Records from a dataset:
(begin)
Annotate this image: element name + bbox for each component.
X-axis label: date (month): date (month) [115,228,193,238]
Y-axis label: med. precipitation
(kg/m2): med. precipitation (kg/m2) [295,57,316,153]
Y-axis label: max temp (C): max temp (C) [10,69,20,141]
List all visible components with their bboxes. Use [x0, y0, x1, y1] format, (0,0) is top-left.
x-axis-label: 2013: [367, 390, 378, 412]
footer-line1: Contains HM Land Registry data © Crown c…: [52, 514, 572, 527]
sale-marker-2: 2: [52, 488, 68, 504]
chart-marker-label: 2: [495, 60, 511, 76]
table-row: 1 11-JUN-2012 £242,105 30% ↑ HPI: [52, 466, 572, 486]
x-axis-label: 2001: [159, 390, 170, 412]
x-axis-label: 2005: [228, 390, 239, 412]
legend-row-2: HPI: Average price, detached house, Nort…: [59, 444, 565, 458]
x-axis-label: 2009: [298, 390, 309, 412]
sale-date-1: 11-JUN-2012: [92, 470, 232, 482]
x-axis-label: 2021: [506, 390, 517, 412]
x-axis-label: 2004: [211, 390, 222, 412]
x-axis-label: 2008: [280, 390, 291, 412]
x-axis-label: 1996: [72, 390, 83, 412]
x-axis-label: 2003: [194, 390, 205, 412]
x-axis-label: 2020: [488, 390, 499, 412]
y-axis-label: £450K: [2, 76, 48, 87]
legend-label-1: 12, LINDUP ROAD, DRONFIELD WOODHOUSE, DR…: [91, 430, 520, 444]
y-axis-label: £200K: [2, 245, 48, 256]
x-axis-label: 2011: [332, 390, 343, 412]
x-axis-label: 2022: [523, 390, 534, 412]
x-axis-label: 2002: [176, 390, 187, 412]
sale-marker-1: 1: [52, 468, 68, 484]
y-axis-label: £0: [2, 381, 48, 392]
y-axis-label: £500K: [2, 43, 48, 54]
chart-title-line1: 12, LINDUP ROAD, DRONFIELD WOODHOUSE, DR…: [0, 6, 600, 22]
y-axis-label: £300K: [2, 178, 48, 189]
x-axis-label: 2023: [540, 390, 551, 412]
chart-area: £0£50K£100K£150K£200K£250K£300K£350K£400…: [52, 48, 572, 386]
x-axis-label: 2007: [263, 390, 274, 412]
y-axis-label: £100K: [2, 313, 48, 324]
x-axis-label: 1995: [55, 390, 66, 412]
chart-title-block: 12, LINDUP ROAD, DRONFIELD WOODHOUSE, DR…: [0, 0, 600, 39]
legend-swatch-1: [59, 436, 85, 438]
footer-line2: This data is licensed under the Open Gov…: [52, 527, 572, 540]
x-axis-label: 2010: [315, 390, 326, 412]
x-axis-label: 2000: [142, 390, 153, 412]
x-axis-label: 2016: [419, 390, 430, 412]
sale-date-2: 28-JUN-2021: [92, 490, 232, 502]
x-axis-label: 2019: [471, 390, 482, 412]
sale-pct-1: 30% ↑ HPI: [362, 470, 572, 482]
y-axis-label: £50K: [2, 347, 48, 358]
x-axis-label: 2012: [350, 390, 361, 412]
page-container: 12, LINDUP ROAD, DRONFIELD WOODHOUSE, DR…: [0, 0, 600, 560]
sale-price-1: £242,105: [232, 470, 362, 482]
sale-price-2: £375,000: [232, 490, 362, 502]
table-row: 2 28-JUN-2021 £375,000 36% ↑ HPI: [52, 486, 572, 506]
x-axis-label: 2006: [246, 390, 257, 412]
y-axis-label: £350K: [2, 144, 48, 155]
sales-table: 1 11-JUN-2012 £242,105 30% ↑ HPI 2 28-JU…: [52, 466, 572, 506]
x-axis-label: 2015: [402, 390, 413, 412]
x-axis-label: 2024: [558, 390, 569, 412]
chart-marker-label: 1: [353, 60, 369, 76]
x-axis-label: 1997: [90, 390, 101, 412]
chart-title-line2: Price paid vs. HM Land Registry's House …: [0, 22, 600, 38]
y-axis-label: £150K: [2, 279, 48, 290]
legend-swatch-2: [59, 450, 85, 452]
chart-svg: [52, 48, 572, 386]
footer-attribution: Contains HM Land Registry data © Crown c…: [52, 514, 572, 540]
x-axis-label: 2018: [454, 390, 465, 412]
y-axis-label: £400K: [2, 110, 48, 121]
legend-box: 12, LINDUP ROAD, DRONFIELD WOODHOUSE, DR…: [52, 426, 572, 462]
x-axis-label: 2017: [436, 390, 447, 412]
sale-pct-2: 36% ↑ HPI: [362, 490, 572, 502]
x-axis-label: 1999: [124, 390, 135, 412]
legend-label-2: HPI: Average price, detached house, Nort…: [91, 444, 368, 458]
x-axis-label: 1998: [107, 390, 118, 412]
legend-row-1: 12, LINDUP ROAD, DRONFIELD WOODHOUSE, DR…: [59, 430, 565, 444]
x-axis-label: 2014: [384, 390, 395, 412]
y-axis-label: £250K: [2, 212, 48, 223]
(end)
Direction:
Give the items again without any change, from the start of the items through the line containing "x-axis-label: 2013: [367, 390, 378, 412]".

Solution below:
Annotate this image: element name + bbox for each component.
X-axis label: date (month): date (month) [115,228,193,238]
Y-axis label: med. precipitation
(kg/m2): med. precipitation (kg/m2) [295,57,316,153]
Y-axis label: max temp (C): max temp (C) [10,69,20,141]
List all visible components with their bboxes. Use [x0, y0, x1, y1] format, (0,0) is top-left.
x-axis-label: 2013: [367, 390, 378, 412]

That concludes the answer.